**Short task:** Pictures do not belong in the copy; transcribe everything else in the records exactly.

**Input for this task:**

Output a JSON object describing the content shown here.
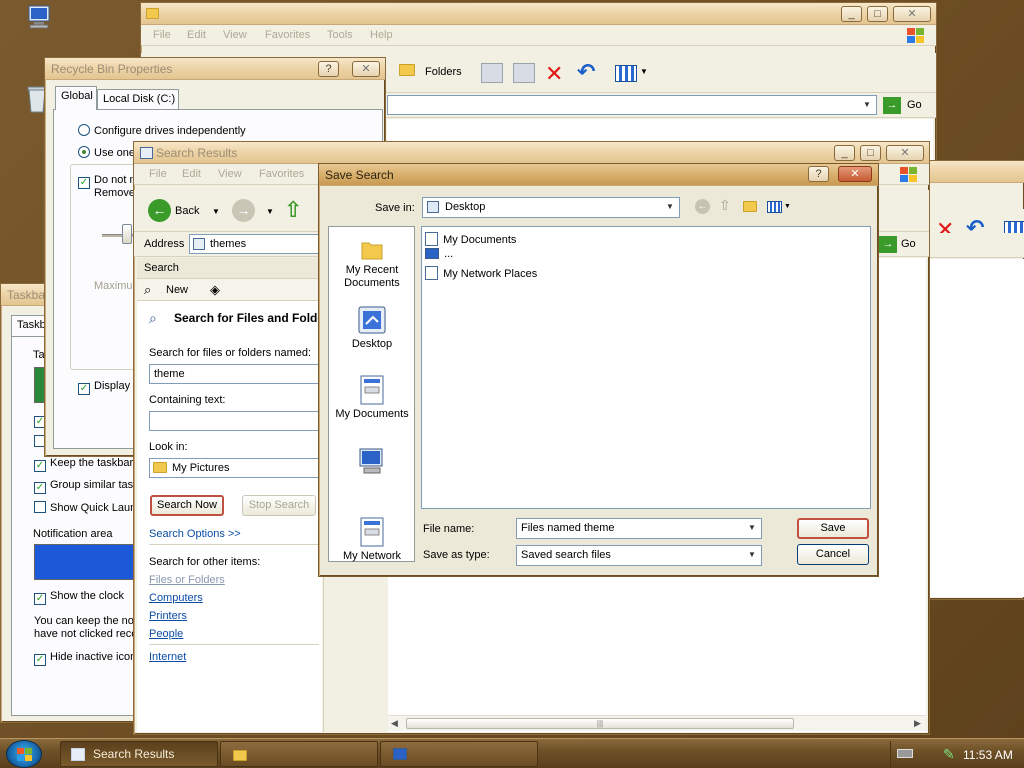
{
  "desktop": {
    "icons": [
      "computer-icon",
      "recycle-bin-icon",
      "drive-icon"
    ]
  },
  "explorer_back": {
    "menu": [
      "File",
      "Edit",
      "View",
      "Favorites",
      "Tools",
      "Help"
    ],
    "folders_label": "Folders",
    "go_label": "Go"
  },
  "explorer_mid": {
    "go_label": "Go"
  },
  "recycle_bin": {
    "title": "Recycle Bin Properties",
    "tabs": [
      "Global",
      "Local Disk (C:)"
    ],
    "radio_independent": "Configure drives independently",
    "radio_one": "Use one",
    "chk_donot": "Do not m",
    "chk_remove": "Remove",
    "maximum_label": "Maximum",
    "chk_display": "Display d"
  },
  "taskbar_props": {
    "title": "Taskba",
    "tab": "Taskb",
    "group1_label": "Ta",
    "keep_taskbar": "Keep the taskbar",
    "group_similar": "Group similar task",
    "show_quick": "Show Quick Laun",
    "notification_area": "Notification area",
    "show_clock": "Show the clock",
    "help_line1": "You can keep the no",
    "help_line2": "have not clicked rece",
    "hide_inactive": "Hide inactive icon"
  },
  "search_results": {
    "title": "Search Results",
    "menu": [
      "File",
      "Edit",
      "View",
      "Favorites"
    ],
    "back_label": "Back",
    "address_label": "Address",
    "address_value": "themes",
    "search_header": "Search",
    "new_label": "New",
    "heading": "Search for Files and Folde",
    "named_label": "Search for files or folders named:",
    "named_value": "theme",
    "containing_label": "Containing text:",
    "containing_value": "",
    "lookin_label": "Look in:",
    "lookin_value": "My Pictures",
    "search_now": "Search Now",
    "stop_search": "Stop Search",
    "search_options": "Search Options >>",
    "other_items_label": "Search for other items:",
    "other_items": [
      "Files or Folders",
      "Computers",
      "Printers",
      "People"
    ],
    "internet": "Internet",
    "go_label": "Go"
  },
  "save_search": {
    "title": "Save Search",
    "save_in_label": "Save in:",
    "save_in_value": "Desktop",
    "places": [
      "My Recent Documents",
      "Desktop",
      "My Documents",
      "",
      "My Network"
    ],
    "files": [
      "My Documents",
      "...",
      "My Network Places"
    ],
    "filename_label": "File name:",
    "filename_value": "Files named theme",
    "type_label": "Save as type:",
    "type_value": "Saved search files",
    "save_label": "Save",
    "cancel_label": "Cancel"
  },
  "taskbar": {
    "items": [
      "Search Results",
      "",
      ""
    ],
    "clock": "11:53 AM"
  }
}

**Output for this exercise:**
Output a JSON object describing the content shown here.
{
  "desktop": {
    "icons": [
      "computer-icon",
      "recycle-bin-icon",
      "drive-icon"
    ]
  },
  "explorer_back": {
    "menu": [
      "File",
      "Edit",
      "View",
      "Favorites",
      "Tools",
      "Help"
    ],
    "folders_label": "Folders",
    "go_label": "Go"
  },
  "explorer_mid": {
    "go_label": "Go"
  },
  "recycle_bin": {
    "title": "Recycle Bin Properties",
    "tabs": [
      "Global",
      "Local Disk (C:)"
    ],
    "radio_independent": "Configure drives independently",
    "radio_one": "Use one",
    "chk_donot": "Do not m",
    "chk_remove": "Remove",
    "maximum_label": "Maximum",
    "chk_display": "Display d"
  },
  "taskbar_props": {
    "title": "Taskba",
    "tab": "Taskb",
    "group1_label": "Ta",
    "keep_taskbar": "Keep the taskbar",
    "group_similar": "Group similar task",
    "show_quick": "Show Quick Laun",
    "notification_area": "Notification area",
    "show_clock": "Show the clock",
    "help_line1": "You can keep the no",
    "help_line2": "have not clicked rece",
    "hide_inactive": "Hide inactive icon"
  },
  "search_results": {
    "title": "Search Results",
    "menu": [
      "File",
      "Edit",
      "View",
      "Favorites"
    ],
    "back_label": "Back",
    "address_label": "Address",
    "address_value": "themes",
    "search_header": "Search",
    "new_label": "New",
    "heading": "Search for Files and Folde",
    "named_label": "Search for files or folders named:",
    "named_value": "theme",
    "containing_label": "Containing text:",
    "containing_value": "",
    "lookin_label": "Look in:",
    "lookin_value": "My Pictures",
    "search_now": "Search Now",
    "stop_search": "Stop Search",
    "search_options": "Search Options >>",
    "other_items_label": "Search for other items:",
    "other_items": [
      "Files or Folders",
      "Computers",
      "Printers",
      "People"
    ],
    "internet": "Internet",
    "go_label": "Go"
  },
  "save_search": {
    "title": "Save Search",
    "save_in_label": "Save in:",
    "save_in_value": "Desktop",
    "places": [
      "My Recent Documents",
      "Desktop",
      "My Documents",
      "",
      "My Network"
    ],
    "files": [
      "My Documents",
      "...",
      "My Network Places"
    ],
    "filename_label": "File name:",
    "filename_value": "Files named theme",
    "type_label": "Save as type:",
    "type_value": "Saved search files",
    "save_label": "Save",
    "cancel_label": "Cancel"
  },
  "taskbar": {
    "items": [
      "Search Results",
      "",
      ""
    ],
    "clock": "11:53 AM"
  }
}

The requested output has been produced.